(Recorded data)
"""
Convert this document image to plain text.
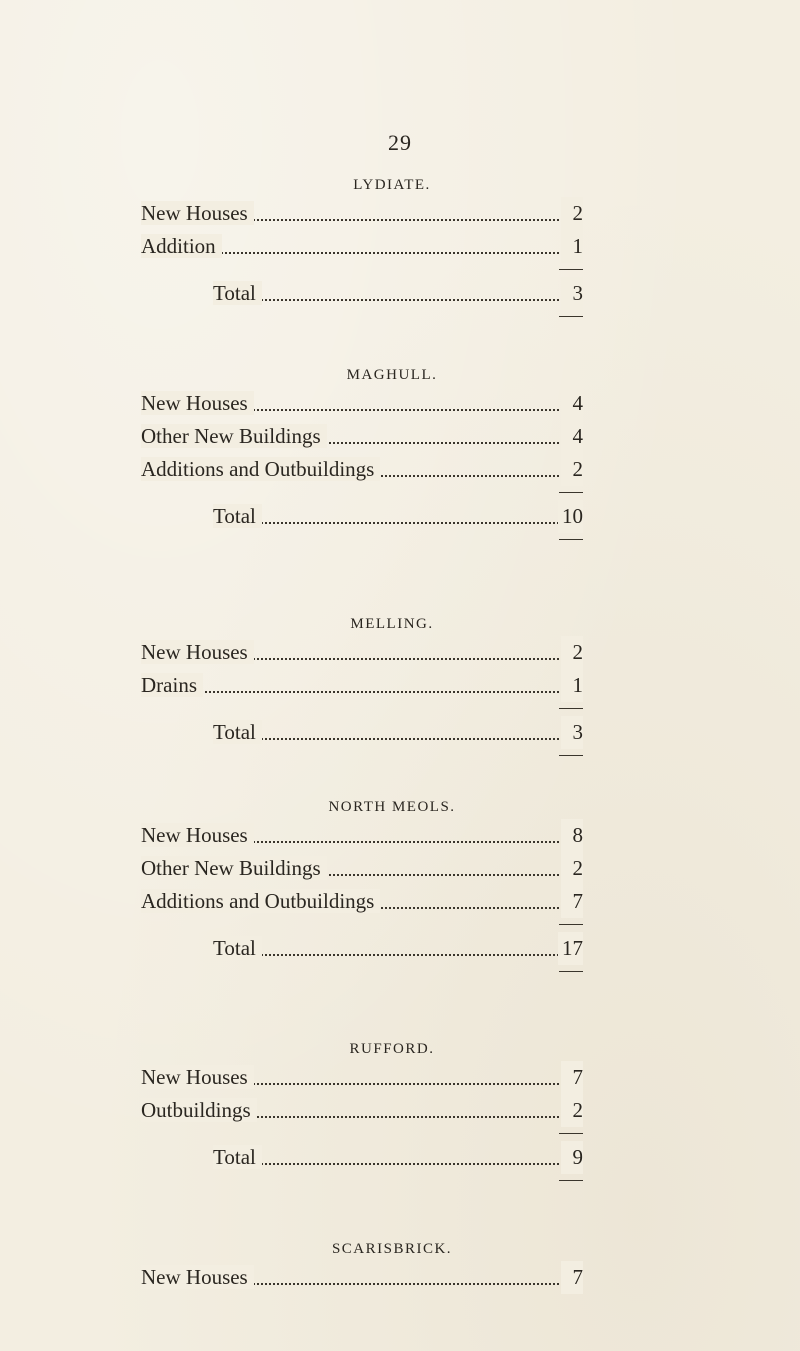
29
LYDIATE.
New Houses	2
Addition	1
Total	3
MAGHULL.
New Houses	4
Other New Buildings	4
Additions and Outbuildings	2
Total	10
MELLING.
New Houses	2
Drains	1
Total	3
NORTH MEOLS.
New Houses	8
Other New Buildings	2
Additions and Outbuildings	7
Total	17
RUFFORD.
New Houses	7
Outbuildings	2
Total	9
SCARISBRICK.
New Houses	7
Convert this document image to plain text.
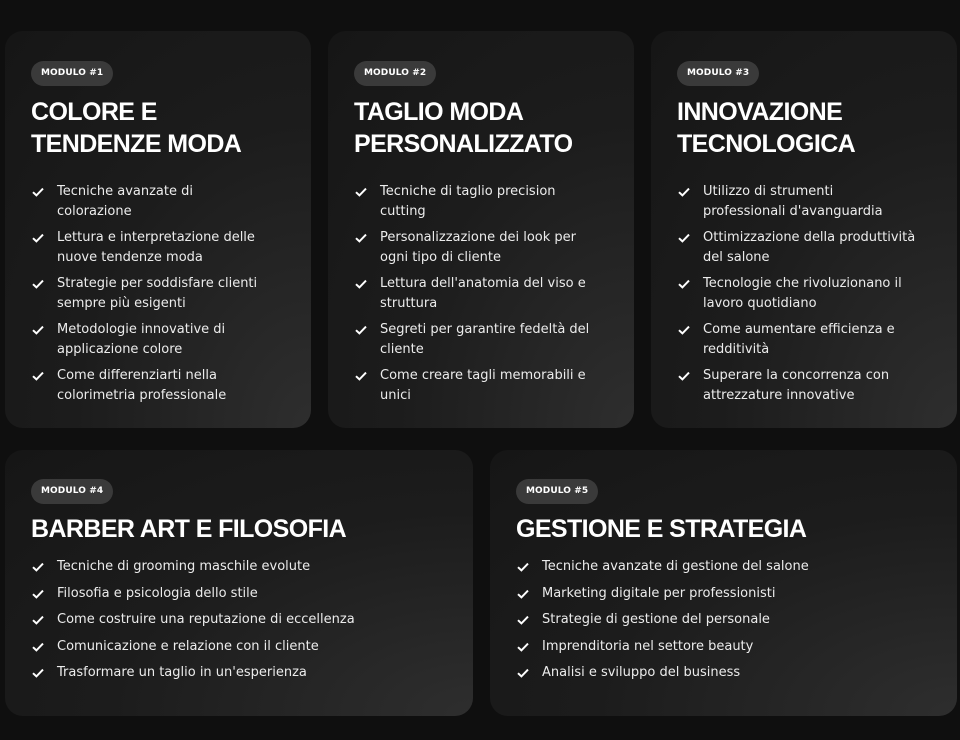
MODULO #1
COLORE E TENDENZE MODA
Tecniche avanzate di colorazione
Lettura e interpretazione delle nuove tendenze moda
Strategie per soddisfare clienti sempre più esigenti
Metodologie innovative di applicazione colore
Come differenziarti nella colorimetria professionale
MODULO #2
TAGLIO MODA PERSONALIZZATO
Tecniche di taglio precision cutting
Personalizzazione dei look per ogni tipo di cliente
Lettura dell'anatomia del viso e struttura
Segreti per garantire fedeltà del cliente
Come creare tagli memorabili e unici
MODULO #3
INNOVAZIONE TECNOLOGICA
Utilizzo di strumenti professionali d'avanguardia
Ottimizzazione della produttività del salone
Tecnologie che rivoluzionano il lavoro quotidiano
Come aumentare efficienza e redditività
Superare la concorrenza con attrezzature innovative
MODULO #4
BARBER ART E FILOSOFIA
Tecniche di grooming maschile evolute
Filosofia e psicologia dello stile
Come costruire una reputazione di eccellenza
Comunicazione e relazione con il cliente
Trasformare un taglio in un'esperienza
MODULO #5
GESTIONE E STRATEGIA
Tecniche avanzate di gestione del salone
Marketing digitale per professionisti
Strategie di gestione del personale
Imprenditoria nel settore beauty
Analisi e sviluppo del business
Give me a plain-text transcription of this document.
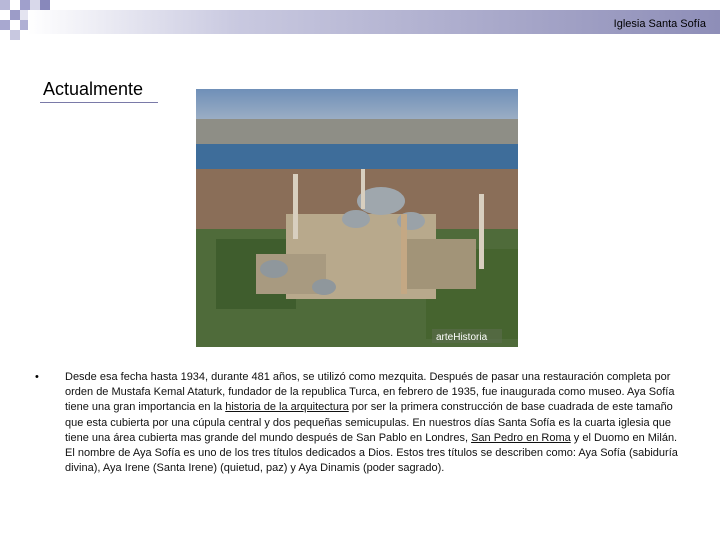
Iglesia Santa Sofía
Actualmente
arteHistoria
• Desde esa fecha hasta 1934, durante 481 años, se utilizó como mezquita. Después de pasar una restauración completa por orden de Mustafa Kemal Ataturk, fundador de la republica Turca, en febrero de 1935, fue inaugurada como museo. Aya Sofía tiene una gran importancia en la historia de la arquitectura por ser la primera construcción de base cuadrada de este tamaño que esta cubierta por una cúpula central y dos pequeñas semicupulas. En nuestros días Santa Sofía es la cuarta iglesia que tiene una área cubierta mas grande del mundo después de San Pablo en Londres, San Pedro en Roma y el Duomo en Milán. El nombre de Aya Sofía es uno de los tres títulos dedicados a Dios. Estos tres títulos se describen como: Aya Sofía (sabiduría divina), Aya Irene (Santa Irene) (quietud, paz) y Aya Dinamis (poder sagrado).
"""
WHAT YOU ARE ASKED TO DO
Every entry should be returned exactly as written, minus the pictures.

ANSWER TO THE TASK
Convert this document image to plain text.
29
LYDIATE.
New Houses	2
Addition	1
Total	3
MAGHULL.
New Houses	4
Other New Buildings	4
Additions and Outbuildings	2
Total	10
MELLING.
New Houses	2
Drains	1
Total	3
NORTH MEOLS.
New Houses	8
Other New Buildings	2
Additions and Outbuildings	7
Total	17
RUFFORD.
New Houses	7
Outbuildings	2
Total	9
SCARISBRICK.
New Houses	7
Convert this document image to plain text.
MODULO #1
COLORE E TENDENZE MODA
Tecniche avanzate di colorazione
Lettura e interpretazione delle nuove tendenze moda
Strategie per soddisfare clienti sempre più esigenti
Metodologie innovative di applicazione colore
Come differenziarti nella colorimetria professionale
MODULO #2
TAGLIO MODA PERSONALIZZATO
Tecniche di taglio precision cutting
Personalizzazione dei look per ogni tipo di cliente
Lettura dell'anatomia del viso e struttura
Segreti per garantire fedeltà del cliente
Come creare tagli memorabili e unici
MODULO #3
INNOVAZIONE TECNOLOGICA
Utilizzo di strumenti professionali d'avanguardia
Ottimizzazione della produttività del salone
Tecnologie che rivoluzionano il lavoro quotidiano
Come aumentare efficienza e redditività
Superare la concorrenza con attrezzature innovative
MODULO #4
BARBER ART E FILOSOFIA
Tecniche di grooming maschile evolute
Filosofia e psicologia dello stile
Come costruire una reputazione di eccellenza
Comunicazione e relazione con il cliente
Trasformare un taglio in un'esperienza
MODULO #5
GESTIONE E STRATEGIA
Tecniche avanzate di gestione del salone
Marketing digitale per professionisti
Strategie di gestione del personale
Imprenditoria nel settore beauty
Analisi e sviluppo del business
Give me a plain-text transcription of this document.
Iglesia Santa Sofía
Actualmente
arteHistoria
• Desde esa fecha hasta 1934, durante 481 años, se utilizó como mezquita. Después de pasar una restauración completa por orden de Mustafa Kemal Ataturk, fundador de la republica Turca, en febrero de 1935, fue inaugurada como museo. Aya Sofía tiene una gran importancia en la historia de la arquitectura por ser la primera construcción de base cuadrada de este tamaño que esta cubierta por una cúpula central y dos pequeñas semicupulas. En nuestros días Santa Sofía es la cuarta iglesia que tiene una área cubierta mas grande del mundo después de San Pablo en Londres, San Pedro en Roma y el Duomo en Milán. El nombre de Aya Sofía es uno de los tres títulos dedicados a Dios. Estos tres títulos se describen como: Aya Sofía (sabiduría divina), Aya Irene (Santa Irene) (quietud, paz) y Aya Dinamis (poder sagrado).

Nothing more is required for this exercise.